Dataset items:
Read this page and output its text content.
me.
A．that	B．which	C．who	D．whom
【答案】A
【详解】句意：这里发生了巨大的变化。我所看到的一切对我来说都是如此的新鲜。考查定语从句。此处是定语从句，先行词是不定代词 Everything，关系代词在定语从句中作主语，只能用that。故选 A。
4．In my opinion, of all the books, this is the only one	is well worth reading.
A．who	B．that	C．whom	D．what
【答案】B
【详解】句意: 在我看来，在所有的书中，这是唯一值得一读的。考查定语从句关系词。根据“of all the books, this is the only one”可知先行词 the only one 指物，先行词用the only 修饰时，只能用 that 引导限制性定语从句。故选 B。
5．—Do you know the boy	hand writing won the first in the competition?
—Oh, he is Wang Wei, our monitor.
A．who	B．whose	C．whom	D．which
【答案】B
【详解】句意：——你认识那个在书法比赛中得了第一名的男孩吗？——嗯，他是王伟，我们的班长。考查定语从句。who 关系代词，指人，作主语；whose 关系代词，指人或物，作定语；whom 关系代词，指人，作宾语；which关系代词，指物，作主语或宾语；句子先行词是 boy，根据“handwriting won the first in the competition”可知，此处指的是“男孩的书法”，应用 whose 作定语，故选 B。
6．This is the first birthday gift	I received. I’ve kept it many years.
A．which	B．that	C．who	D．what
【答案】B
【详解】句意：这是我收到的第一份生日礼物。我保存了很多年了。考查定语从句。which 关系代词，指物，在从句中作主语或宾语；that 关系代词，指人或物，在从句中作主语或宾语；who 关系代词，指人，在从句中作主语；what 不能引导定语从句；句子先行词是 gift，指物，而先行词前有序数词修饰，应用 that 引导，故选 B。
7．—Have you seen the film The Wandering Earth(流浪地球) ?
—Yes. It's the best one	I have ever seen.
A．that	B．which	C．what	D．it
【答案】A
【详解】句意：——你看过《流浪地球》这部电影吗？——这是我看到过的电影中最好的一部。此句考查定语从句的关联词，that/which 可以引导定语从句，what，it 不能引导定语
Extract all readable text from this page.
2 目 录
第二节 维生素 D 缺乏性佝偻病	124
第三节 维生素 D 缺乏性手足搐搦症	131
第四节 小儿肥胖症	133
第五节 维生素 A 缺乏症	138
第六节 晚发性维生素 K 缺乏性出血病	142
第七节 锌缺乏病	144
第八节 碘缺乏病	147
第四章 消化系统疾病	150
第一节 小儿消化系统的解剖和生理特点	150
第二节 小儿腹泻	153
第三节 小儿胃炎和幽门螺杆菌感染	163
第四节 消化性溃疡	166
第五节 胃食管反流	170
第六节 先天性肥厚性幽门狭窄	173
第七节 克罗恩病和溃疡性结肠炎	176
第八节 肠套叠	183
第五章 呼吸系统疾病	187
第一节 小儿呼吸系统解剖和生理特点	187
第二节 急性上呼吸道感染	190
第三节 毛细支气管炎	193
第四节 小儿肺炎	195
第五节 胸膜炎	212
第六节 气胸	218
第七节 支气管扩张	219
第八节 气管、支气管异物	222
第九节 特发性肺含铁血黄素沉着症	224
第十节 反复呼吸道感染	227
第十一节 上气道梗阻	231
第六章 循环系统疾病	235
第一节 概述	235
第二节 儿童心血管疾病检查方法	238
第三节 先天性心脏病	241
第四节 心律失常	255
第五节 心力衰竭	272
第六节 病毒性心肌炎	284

Exercise instructions: Give the material above again, word for word.

Task result:
Read this page and output its text content.
me.
A．that	B．which	C．who	D．whom
【答案】A
【详解】句意：这里发生了巨大的变化。我所看到的一切对我来说都是如此的新鲜。考查定语从句。此处是定语从句，先行词是不定代词 Everything，关系代词在定语从句中作主语，只能用that。故选 A。
4．In my opinion, of all the books, this is the only one	is well worth reading.
A．who	B．that	C．whom	D．what
【答案】B
【详解】句意: 在我看来，在所有的书中，这是唯一值得一读的。考查定语从句关系词。根据“of all the books, this is the only one”可知先行词 the only one 指物，先行词用the only 修饰时，只能用 that 引导限制性定语从句。故选 B。
5．—Do you know the boy	hand writing won the first in the competition?
—Oh, he is Wang Wei, our monitor.
A．who	B．whose	C．whom	D．which
【答案】B
【详解】句意：——你认识那个在书法比赛中得了第一名的男孩吗？——嗯，他是王伟，我们的班长。考查定语从句。who 关系代词，指人，作主语；whose 关系代词，指人或物，作定语；whom 关系代词，指人，作宾语；which关系代词，指物，作主语或宾语；句子先行词是 boy，根据“handwriting won the first in the competition”可知，此处指的是“男孩的书法”，应用 whose 作定语，故选 B。
6．This is the first birthday gift	I received. I’ve kept it many years.
A．which	B．that	C．who	D．what
【答案】B
【详解】句意：这是我收到的第一份生日礼物。我保存了很多年了。考查定语从句。which 关系代词，指物，在从句中作主语或宾语；that 关系代词，指人或物，在从句中作主语或宾语；who 关系代词，指人，在从句中作主语；what 不能引导定语从句；句子先行词是 gift，指物，而先行词前有序数词修饰，应用 that 引导，故选 B。
7．—Have you seen the film The Wandering Earth(流浪地球) ?
—Yes. It's the best one	I have ever seen.
A．that	B．which	C．what	D．it
【答案】A
【详解】句意：——你看过《流浪地球》这部电影吗？——这是我看到过的电影中最好的一部。此句考查定语从句的关联词，that/which 可以引导定语从句，what，it 不能引导定语
Extract all readable text from this page.
2 目 录
第二节 维生素 D 缺乏性佝偻病	124
第三节 维生素 D 缺乏性手足搐搦症	131
第四节 小儿肥胖症	133
第五节 维生素 A 缺乏症	138
第六节 晚发性维生素 K 缺乏性出血病	142
第七节 锌缺乏病	144
第八节 碘缺乏病	147
第四章 消化系统疾病	150
第一节 小儿消化系统的解剖和生理特点	150
第二节 小儿腹泻	153
第三节 小儿胃炎和幽门螺杆菌感染	163
第四节 消化性溃疡	166
第五节 胃食管反流	170
第六节 先天性肥厚性幽门狭窄	173
第七节 克罗恩病和溃疡性结肠炎	176
第八节 肠套叠	183
第五章 呼吸系统疾病	187
第一节 小儿呼吸系统解剖和生理特点	187
第二节 急性上呼吸道感染	190
第三节 毛细支气管炎	193
第四节 小儿肺炎	195
第五节 胸膜炎	212
第六节 气胸	218
第七节 支气管扩张	219
第八节 气管、支气管异物	222
第九节 特发性肺含铁血黄素沉着症	224
第十节 反复呼吸道感染	227
第十一节 上气道梗阻	231
第六章 循环系统疾病	235
第一节 概述	235
第二节 儿童心血管疾病检查方法	238
第三节 先天性心脏病	241
第四节 心律失常	255
第五节 心力衰竭	272
第六节 病毒性心肌炎	284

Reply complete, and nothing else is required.